Please repeat these lines from the records word for word, beginning at the line that contains "wire-cell: 0.35 D-BU — [111, 775, 382, 816]" and stopping after the line that contains "cavity-1 — [160, 123, 177, 140]".

[Element region listings]
□ □ □ □ □
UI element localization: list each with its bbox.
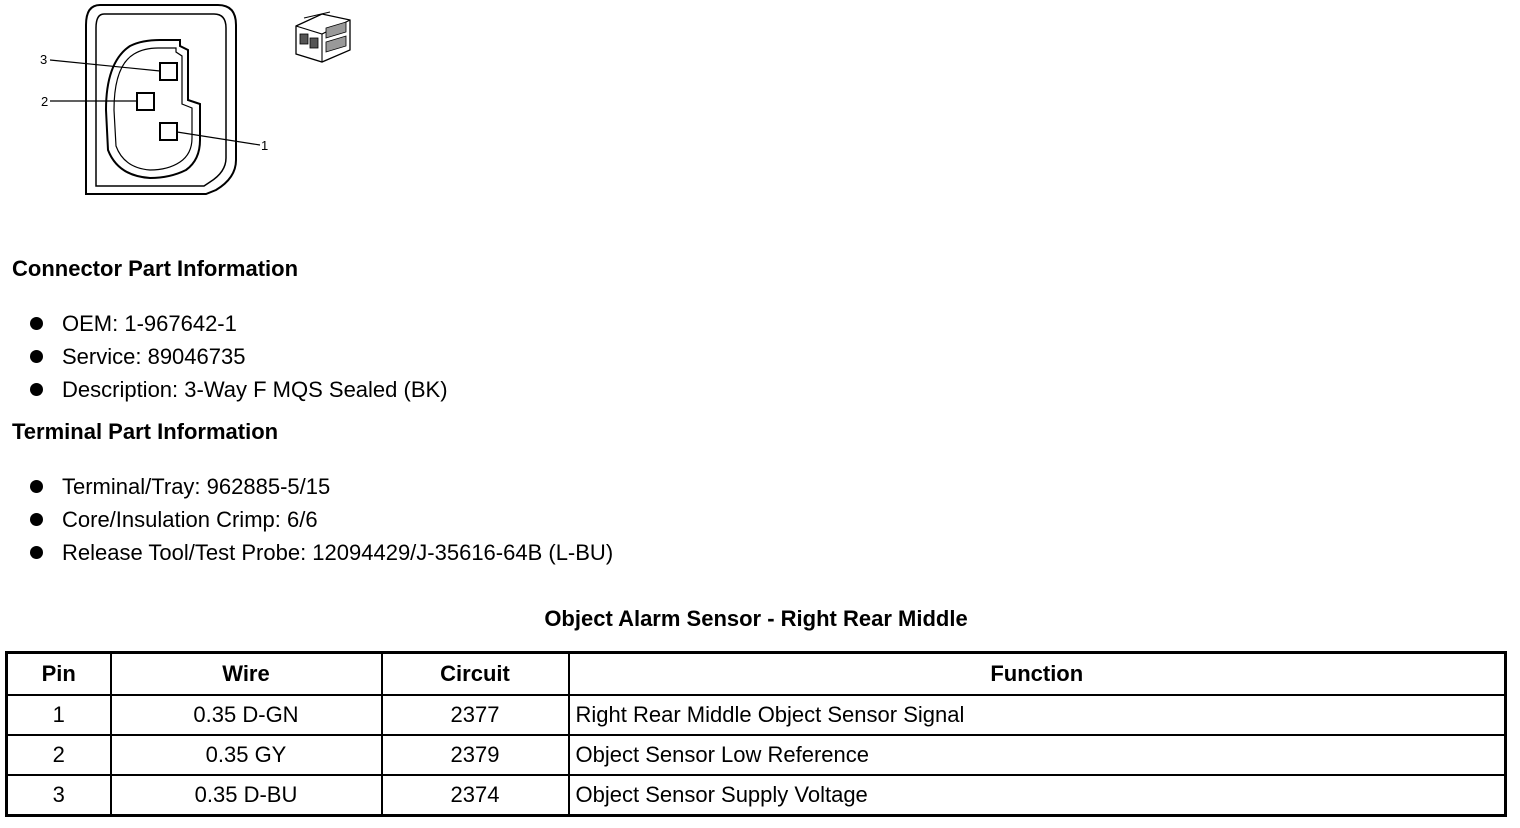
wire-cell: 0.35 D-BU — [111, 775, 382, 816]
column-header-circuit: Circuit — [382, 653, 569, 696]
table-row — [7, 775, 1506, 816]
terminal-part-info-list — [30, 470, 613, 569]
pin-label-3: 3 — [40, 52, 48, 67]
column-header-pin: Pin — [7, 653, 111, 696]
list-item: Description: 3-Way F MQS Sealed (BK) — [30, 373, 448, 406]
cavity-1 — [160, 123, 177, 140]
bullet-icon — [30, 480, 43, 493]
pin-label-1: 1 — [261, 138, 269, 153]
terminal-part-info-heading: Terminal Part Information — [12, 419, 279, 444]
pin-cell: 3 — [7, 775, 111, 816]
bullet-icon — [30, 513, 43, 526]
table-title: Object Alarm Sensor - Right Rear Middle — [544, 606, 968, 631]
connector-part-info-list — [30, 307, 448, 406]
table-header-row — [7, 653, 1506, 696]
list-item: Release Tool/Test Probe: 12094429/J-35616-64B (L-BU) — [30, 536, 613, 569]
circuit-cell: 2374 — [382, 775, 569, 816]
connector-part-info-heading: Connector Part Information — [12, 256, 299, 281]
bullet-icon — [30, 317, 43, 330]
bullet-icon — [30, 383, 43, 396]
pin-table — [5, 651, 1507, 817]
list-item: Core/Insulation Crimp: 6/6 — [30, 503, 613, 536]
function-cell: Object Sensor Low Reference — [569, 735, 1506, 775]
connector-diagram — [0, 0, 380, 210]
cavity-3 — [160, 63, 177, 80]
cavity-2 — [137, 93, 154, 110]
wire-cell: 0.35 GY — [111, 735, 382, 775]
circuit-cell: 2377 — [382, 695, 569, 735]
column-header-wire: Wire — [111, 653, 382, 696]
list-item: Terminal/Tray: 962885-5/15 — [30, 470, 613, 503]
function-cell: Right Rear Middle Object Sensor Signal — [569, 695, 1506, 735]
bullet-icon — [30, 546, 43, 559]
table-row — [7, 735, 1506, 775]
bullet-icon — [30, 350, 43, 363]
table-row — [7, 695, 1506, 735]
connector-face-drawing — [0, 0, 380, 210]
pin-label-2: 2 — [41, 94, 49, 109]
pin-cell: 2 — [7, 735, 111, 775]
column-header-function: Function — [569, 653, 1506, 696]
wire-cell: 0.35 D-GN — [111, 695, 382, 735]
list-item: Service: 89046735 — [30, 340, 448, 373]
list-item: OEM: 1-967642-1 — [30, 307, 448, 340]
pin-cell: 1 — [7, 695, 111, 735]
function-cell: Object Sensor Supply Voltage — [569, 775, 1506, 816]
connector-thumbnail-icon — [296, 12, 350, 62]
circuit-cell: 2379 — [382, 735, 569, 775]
□ □ □ □ □
*Solution to the problem:*
wire-cell: 0.35 D-BU — [111, 775, 382, 816]
column-header-circuit: Circuit — [382, 653, 569, 696]
table-row — [7, 775, 1506, 816]
terminal-part-info-list — [30, 470, 613, 569]
pin-label-3: 3 — [40, 52, 48, 67]
column-header-pin: Pin — [7, 653, 111, 696]
list-item: Description: 3-Way F MQS Sealed (BK) — [30, 373, 448, 406]
cavity-1 — [160, 123, 177, 140]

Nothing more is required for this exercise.